(Saved data entries)
<<<<

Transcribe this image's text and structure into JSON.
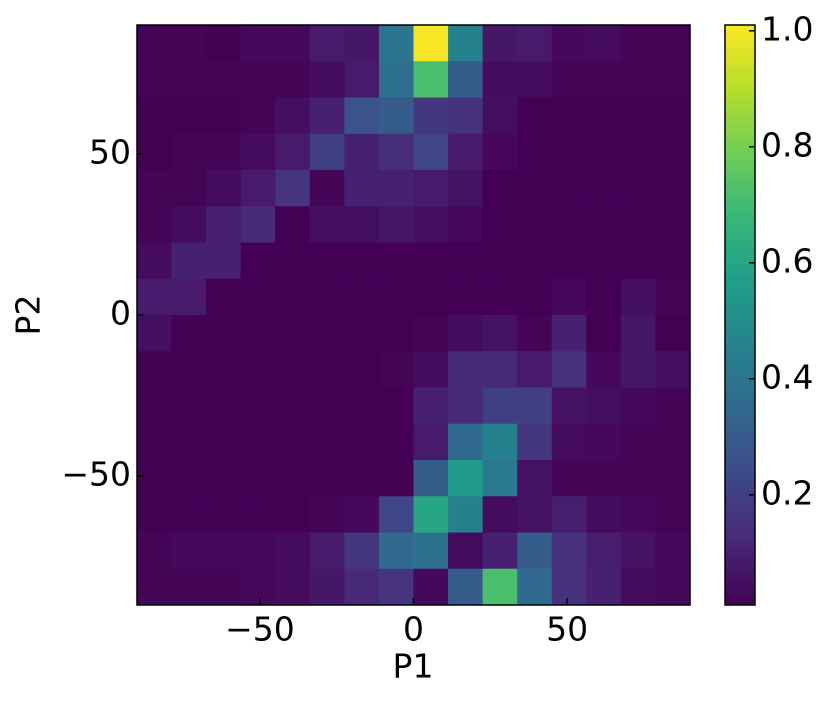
{
  "chart_data": {
    "type": "heatmap",
    "xlabel": "P1",
    "ylabel": "P2",
    "xlim": [
      -90,
      90
    ],
    "ylim": [
      -90,
      90
    ],
    "xticks": [
      {
        "value": -50,
        "label": "−50"
      },
      0,
      50
    ],
    "yticks": [
      {
        "value": -50,
        "label": "−50"
      },
      0,
      50
    ],
    "colormap": "viridis",
    "clim": [
      0.01,
      1.01
    ],
    "cticks": [
      0.2,
      0.4,
      0.6,
      0.8,
      {
        "value": 1,
        "label": "1.0"
      }
    ],
    "z": [
      [
        0.02,
        0.02,
        0.01,
        0.03,
        0.03,
        0.08,
        0.07,
        0.4,
        1.0,
        0.45,
        0.07,
        0.08,
        0.03,
        0.04,
        0.02,
        0.02
      ],
      [
        0.02,
        0.02,
        0.02,
        0.02,
        0.02,
        0.04,
        0.08,
        0.38,
        0.72,
        0.3,
        0.04,
        0.04,
        0.02,
        0.02,
        0.02,
        0.02
      ],
      [
        0.01,
        0.01,
        0.01,
        0.02,
        0.05,
        0.1,
        0.27,
        0.3,
        0.17,
        0.15,
        0.05,
        0.01,
        0.01,
        0.01,
        0.01,
        0.01
      ],
      [
        0.01,
        0.02,
        0.02,
        0.04,
        0.08,
        0.2,
        0.1,
        0.14,
        0.22,
        0.08,
        0.03,
        0.01,
        0.01,
        0.01,
        0.01,
        0.01
      ],
      [
        0.02,
        0.02,
        0.04,
        0.08,
        0.16,
        0.02,
        0.1,
        0.1,
        0.08,
        0.06,
        0.01,
        0.01,
        0.01,
        0.01,
        0.01,
        0.01
      ],
      [
        0.02,
        0.04,
        0.1,
        0.13,
        0.01,
        0.05,
        0.05,
        0.07,
        0.05,
        0.03,
        0.01,
        0.01,
        0.01,
        0.01,
        0.01,
        0.01
      ],
      [
        0.04,
        0.1,
        0.1,
        0.01,
        0.01,
        0.01,
        0.01,
        0.01,
        0.01,
        0.01,
        0.01,
        0.01,
        0.01,
        0.01,
        0.01,
        0.01
      ],
      [
        0.08,
        0.08,
        0.01,
        0.01,
        0.01,
        0.01,
        0.01,
        0.01,
        0.01,
        0.01,
        0.01,
        0.01,
        0.03,
        0.01,
        0.05,
        0.02
      ],
      [
        0.05,
        0.01,
        0.01,
        0.01,
        0.01,
        0.01,
        0.01,
        0.01,
        0.02,
        0.04,
        0.06,
        0.02,
        0.1,
        0.01,
        0.07,
        0.01
      ],
      [
        0.01,
        0.01,
        0.01,
        0.01,
        0.01,
        0.01,
        0.01,
        0.02,
        0.04,
        0.12,
        0.12,
        0.08,
        0.15,
        0.03,
        0.07,
        0.05
      ],
      [
        0.01,
        0.01,
        0.01,
        0.01,
        0.01,
        0.01,
        0.01,
        0.01,
        0.1,
        0.13,
        0.2,
        0.2,
        0.06,
        0.05,
        0.03,
        0.02
      ],
      [
        0.01,
        0.01,
        0.01,
        0.01,
        0.01,
        0.01,
        0.01,
        0.01,
        0.08,
        0.35,
        0.45,
        0.17,
        0.04,
        0.03,
        0.02,
        0.02
      ],
      [
        0.01,
        0.01,
        0.01,
        0.01,
        0.01,
        0.01,
        0.01,
        0.01,
        0.3,
        0.55,
        0.42,
        0.06,
        0.02,
        0.02,
        0.02,
        0.02
      ],
      [
        0.01,
        0.01,
        0.01,
        0.01,
        0.01,
        0.02,
        0.03,
        0.22,
        0.6,
        0.45,
        0.04,
        0.06,
        0.09,
        0.04,
        0.03,
        0.02
      ],
      [
        0.02,
        0.03,
        0.03,
        0.03,
        0.04,
        0.08,
        0.17,
        0.35,
        0.38,
        0.04,
        0.1,
        0.3,
        0.15,
        0.09,
        0.06,
        0.03
      ],
      [
        0.02,
        0.02,
        0.02,
        0.03,
        0.04,
        0.07,
        0.12,
        0.16,
        0.03,
        0.3,
        0.72,
        0.35,
        0.15,
        0.1,
        0.04,
        0.03
      ]
    ]
  }
}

>>>>

▶ _PROMPT_:
Omit every picture while copying the listing above exactly.

▶ _OUTPUT_:
Transcribe this image's text and structure into JSON.
{
  "chart_data": {
    "type": "heatmap",
    "xlabel": "P1",
    "ylabel": "P2",
    "xlim": [
      -90,
      90
    ],
    "ylim": [
      -90,
      90
    ],
    "xticks": [
      {
        "value": -50,
        "label": "−50"
      },
      0,
      50
    ],
    "yticks": [
      {
        "value": -50,
        "label": "−50"
      },
      0,
      50
    ],
    "colormap": "viridis",
    "clim": [
      0.01,
      1.01
    ],
    "cticks": [
      0.2,
      0.4,
      0.6,
      0.8,
      {
        "value": 1,
        "label": "1.0"
      }
    ],
    "z": [
      [
        0.02,
        0.02,
        0.01,
        0.03,
        0.03,
        0.08,
        0.07,
        0.4,
        1.0,
        0.45,
        0.07,
        0.08,
        0.03,
        0.04,
        0.02,
        0.02
      ],
      [
        0.02,
        0.02,
        0.02,
        0.02,
        0.02,
        0.04,
        0.08,
        0.38,
        0.72,
        0.3,
        0.04,
        0.04,
        0.02,
        0.02,
        0.02,
        0.02
      ],
      [
        0.01,
        0.01,
        0.01,
        0.02,
        0.05,
        0.1,
        0.27,
        0.3,
        0.17,
        0.15,
        0.05,
        0.01,
        0.01,
        0.01,
        0.01,
        0.01
      ],
      [
        0.01,
        0.02,
        0.02,
        0.04,
        0.08,
        0.2,
        0.1,
        0.14,
        0.22,
        0.08,
        0.03,
        0.01,
        0.01,
        0.01,
        0.01,
        0.01
      ],
      [
        0.02,
        0.02,
        0.04,
        0.08,
        0.16,
        0.02,
        0.1,
        0.1,
        0.08,
        0.06,
        0.01,
        0.01,
        0.01,
        0.01,
        0.01,
        0.01
      ],
      [
        0.02,
        0.04,
        0.1,
        0.13,
        0.01,
        0.05,
        0.05,
        0.07,
        0.05,
        0.03,
        0.01,
        0.01,
        0.01,
        0.01,
        0.01,
        0.01
      ],
      [
        0.04,
        0.1,
        0.1,
        0.01,
        0.01,
        0.01,
        0.01,
        0.01,
        0.01,
        0.01,
        0.01,
        0.01,
        0.01,
        0.01,
        0.01,
        0.01
      ],
      [
        0.08,
        0.08,
        0.01,
        0.01,
        0.01,
        0.01,
        0.01,
        0.01,
        0.01,
        0.01,
        0.01,
        0.01,
        0.03,
        0.01,
        0.05,
        0.02
      ],
      [
        0.05,
        0.01,
        0.01,
        0.01,
        0.01,
        0.01,
        0.01,
        0.01,
        0.02,
        0.04,
        0.06,
        0.02,
        0.1,
        0.01,
        0.07,
        0.01
      ],
      [
        0.01,
        0.01,
        0.01,
        0.01,
        0.01,
        0.01,
        0.01,
        0.02,
        0.04,
        0.12,
        0.12,
        0.08,
        0.15,
        0.03,
        0.07,
        0.05
      ],
      [
        0.01,
        0.01,
        0.01,
        0.01,
        0.01,
        0.01,
        0.01,
        0.01,
        0.1,
        0.13,
        0.2,
        0.2,
        0.06,
        0.05,
        0.03,
        0.02
      ],
      [
        0.01,
        0.01,
        0.01,
        0.01,
        0.01,
        0.01,
        0.01,
        0.01,
        0.08,
        0.35,
        0.45,
        0.17,
        0.04,
        0.03,
        0.02,
        0.02
      ],
      [
        0.01,
        0.01,
        0.01,
        0.01,
        0.01,
        0.01,
        0.01,
        0.01,
        0.3,
        0.55,
        0.42,
        0.06,
        0.02,
        0.02,
        0.02,
        0.02
      ],
      [
        0.01,
        0.01,
        0.01,
        0.01,
        0.01,
        0.02,
        0.03,
        0.22,
        0.6,
        0.45,
        0.04,
        0.06,
        0.09,
        0.04,
        0.03,
        0.02
      ],
      [
        0.02,
        0.03,
        0.03,
        0.03,
        0.04,
        0.08,
        0.17,
        0.35,
        0.38,
        0.04,
        0.1,
        0.3,
        0.15,
        0.09,
        0.06,
        0.03
      ],
      [
        0.02,
        0.02,
        0.02,
        0.03,
        0.04,
        0.07,
        0.12,
        0.16,
        0.03,
        0.3,
        0.72,
        0.35,
        0.15,
        0.1,
        0.04,
        0.03
      ]
    ]
  }
}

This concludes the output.